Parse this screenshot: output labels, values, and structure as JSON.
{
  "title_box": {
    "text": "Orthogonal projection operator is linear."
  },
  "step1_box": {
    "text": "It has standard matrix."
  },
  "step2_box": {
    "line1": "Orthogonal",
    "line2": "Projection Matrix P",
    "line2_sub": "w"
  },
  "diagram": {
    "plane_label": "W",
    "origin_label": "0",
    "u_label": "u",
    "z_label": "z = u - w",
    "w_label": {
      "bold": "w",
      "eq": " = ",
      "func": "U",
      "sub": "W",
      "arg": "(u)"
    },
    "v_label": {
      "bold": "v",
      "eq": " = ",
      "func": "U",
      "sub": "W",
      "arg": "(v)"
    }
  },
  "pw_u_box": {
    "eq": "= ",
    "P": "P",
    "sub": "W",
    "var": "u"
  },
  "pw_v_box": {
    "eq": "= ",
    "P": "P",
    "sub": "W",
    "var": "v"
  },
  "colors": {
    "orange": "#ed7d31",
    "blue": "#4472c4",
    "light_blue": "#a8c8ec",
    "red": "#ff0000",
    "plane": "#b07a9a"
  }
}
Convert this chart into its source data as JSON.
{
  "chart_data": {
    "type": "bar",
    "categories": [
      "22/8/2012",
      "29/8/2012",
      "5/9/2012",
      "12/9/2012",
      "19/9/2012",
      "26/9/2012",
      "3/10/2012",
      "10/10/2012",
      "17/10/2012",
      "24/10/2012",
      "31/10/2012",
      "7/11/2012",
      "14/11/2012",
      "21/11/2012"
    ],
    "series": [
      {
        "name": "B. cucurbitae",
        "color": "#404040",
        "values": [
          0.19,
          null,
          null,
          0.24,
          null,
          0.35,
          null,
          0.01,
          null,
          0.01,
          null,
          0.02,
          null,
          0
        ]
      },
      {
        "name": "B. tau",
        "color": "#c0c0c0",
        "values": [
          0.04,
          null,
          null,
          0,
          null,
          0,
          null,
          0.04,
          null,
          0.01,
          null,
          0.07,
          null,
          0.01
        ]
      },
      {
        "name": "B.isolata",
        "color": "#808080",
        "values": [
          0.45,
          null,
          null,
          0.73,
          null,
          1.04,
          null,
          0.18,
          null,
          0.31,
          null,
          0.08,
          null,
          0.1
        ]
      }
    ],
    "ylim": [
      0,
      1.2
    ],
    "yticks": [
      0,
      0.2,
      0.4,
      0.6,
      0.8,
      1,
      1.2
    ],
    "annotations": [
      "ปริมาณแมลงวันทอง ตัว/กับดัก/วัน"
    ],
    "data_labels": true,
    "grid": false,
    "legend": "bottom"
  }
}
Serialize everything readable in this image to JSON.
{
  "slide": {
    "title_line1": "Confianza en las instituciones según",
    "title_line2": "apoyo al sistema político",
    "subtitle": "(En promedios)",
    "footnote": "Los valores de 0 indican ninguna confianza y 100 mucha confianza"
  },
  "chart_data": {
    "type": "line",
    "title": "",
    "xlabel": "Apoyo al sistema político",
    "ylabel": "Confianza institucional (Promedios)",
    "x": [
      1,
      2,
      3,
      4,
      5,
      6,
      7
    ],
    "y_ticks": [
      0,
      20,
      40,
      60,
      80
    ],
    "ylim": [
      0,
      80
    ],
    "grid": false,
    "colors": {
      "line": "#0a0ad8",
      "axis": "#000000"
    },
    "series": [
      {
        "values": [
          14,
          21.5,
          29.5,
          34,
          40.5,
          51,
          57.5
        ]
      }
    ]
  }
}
_ _ _
JOB » Transcribe all of the lines in the records precisely.

ANSWER TO THIS PROBLEM »
Parse this screenshot: output labels, values, and structure as JSON.
{
  "title_box": {
    "text": "Orthogonal projection operator is linear."
  },
  "step1_box": {
    "text": "It has standard matrix."
  },
  "step2_box": {
    "line1": "Orthogonal",
    "line2": "Projection Matrix P",
    "line2_sub": "w"
  },
  "diagram": {
    "plane_label": "W",
    "origin_label": "0",
    "u_label": "u",
    "z_label": "z = u - w",
    "w_label": {
      "bold": "w",
      "eq": " = ",
      "func": "U",
      "sub": "W",
      "arg": "(u)"
    },
    "v_label": {
      "bold": "v",
      "eq": " = ",
      "func": "U",
      "sub": "W",
      "arg": "(v)"
    }
  },
  "pw_u_box": {
    "eq": "= ",
    "P": "P",
    "sub": "W",
    "var": "u"
  },
  "pw_v_box": {
    "eq": "= ",
    "P": "P",
    "sub": "W",
    "var": "v"
  },
  "colors": {
    "orange": "#ed7d31",
    "blue": "#4472c4",
    "light_blue": "#a8c8ec",
    "red": "#ff0000",
    "plane": "#b07a9a"
  }
}
Convert this chart into its source data as JSON.
{
  "chart_data": {
    "type": "bar",
    "categories": [
      "22/8/2012",
      "29/8/2012",
      "5/9/2012",
      "12/9/2012",
      "19/9/2012",
      "26/9/2012",
      "3/10/2012",
      "10/10/2012",
      "17/10/2012",
      "24/10/2012",
      "31/10/2012",
      "7/11/2012",
      "14/11/2012",
      "21/11/2012"
    ],
    "series": [
      {
        "name": "B. cucurbitae",
        "color": "#404040",
        "values": [
          0.19,
          null,
          null,
          0.24,
          null,
          0.35,
          null,
          0.01,
          null,
          0.01,
          null,
          0.02,
          null,
          0
        ]
      },
      {
        "name": "B. tau",
        "color": "#c0c0c0",
        "values": [
          0.04,
          null,
          null,
          0,
          null,
          0,
          null,
          0.04,
          null,
          0.01,
          null,
          0.07,
          null,
          0.01
        ]
      },
      {
        "name": "B.isolata",
        "color": "#808080",
        "values": [
          0.45,
          null,
          null,
          0.73,
          null,
          1.04,
          null,
          0.18,
          null,
          0.31,
          null,
          0.08,
          null,
          0.1
        ]
      }
    ],
    "ylim": [
      0,
      1.2
    ],
    "yticks": [
      0,
      0.2,
      0.4,
      0.6,
      0.8,
      1,
      1.2
    ],
    "annotations": [
      "ปริมาณแมลงวันทอง ตัว/กับดัก/วัน"
    ],
    "data_labels": true,
    "grid": false,
    "legend": "bottom"
  }
}
Serialize everything readable in this image to JSON.
{
  "slide": {
    "title_line1": "Confianza en las instituciones según",
    "title_line2": "apoyo al sistema político",
    "subtitle": "(En promedios)",
    "footnote": "Los valores de 0 indican ninguna confianza y 100 mucha confianza"
  },
  "chart_data": {
    "type": "line",
    "title": "",
    "xlabel": "Apoyo al sistema político",
    "ylabel": "Confianza institucional (Promedios)",
    "x": [
      1,
      2,
      3,
      4,
      5,
      6,
      7
    ],
    "y_ticks": [
      0,
      20,
      40,
      60,
      80
    ],
    "ylim": [
      0,
      80
    ],
    "grid": false,
    "colors": {
      "line": "#0a0ad8",
      "axis": "#000000"
    },
    "series": [
      {
        "values": [
          14,
          21.5,
          29.5,
          34,
          40.5,
          51,
          57.5
        ]
      }
    ]
  }
}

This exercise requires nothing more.